» MATERIAL

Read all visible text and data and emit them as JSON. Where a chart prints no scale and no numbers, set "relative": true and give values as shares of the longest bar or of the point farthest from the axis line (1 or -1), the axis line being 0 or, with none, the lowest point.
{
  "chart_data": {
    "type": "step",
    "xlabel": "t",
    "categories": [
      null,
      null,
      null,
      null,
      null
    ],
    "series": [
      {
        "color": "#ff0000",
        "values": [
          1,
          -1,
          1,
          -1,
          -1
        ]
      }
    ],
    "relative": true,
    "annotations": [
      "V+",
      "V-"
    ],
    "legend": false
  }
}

» WHAT TO DO
Transcribe each entry exactly.

» RESPONSE TO THE EXERCISE
Read all visible text and data and emit them as JSON. Where a chart prints no scale and no numbers, set "relative": true and give values as shares of the longest bar or of the point farthest from the axis line (1 or -1), the axis line being 0 or, with none, the lowest point.
{
  "chart_data": {
    "type": "step",
    "xlabel": "t",
    "categories": [
      null,
      null,
      null,
      null,
      null
    ],
    "series": [
      {
        "color": "#ff0000",
        "values": [
          1,
          -1,
          1,
          -1,
          -1
        ]
      }
    ],
    "relative": true,
    "annotations": [
      "V+",
      "V-"
    ],
    "legend": false
  }
}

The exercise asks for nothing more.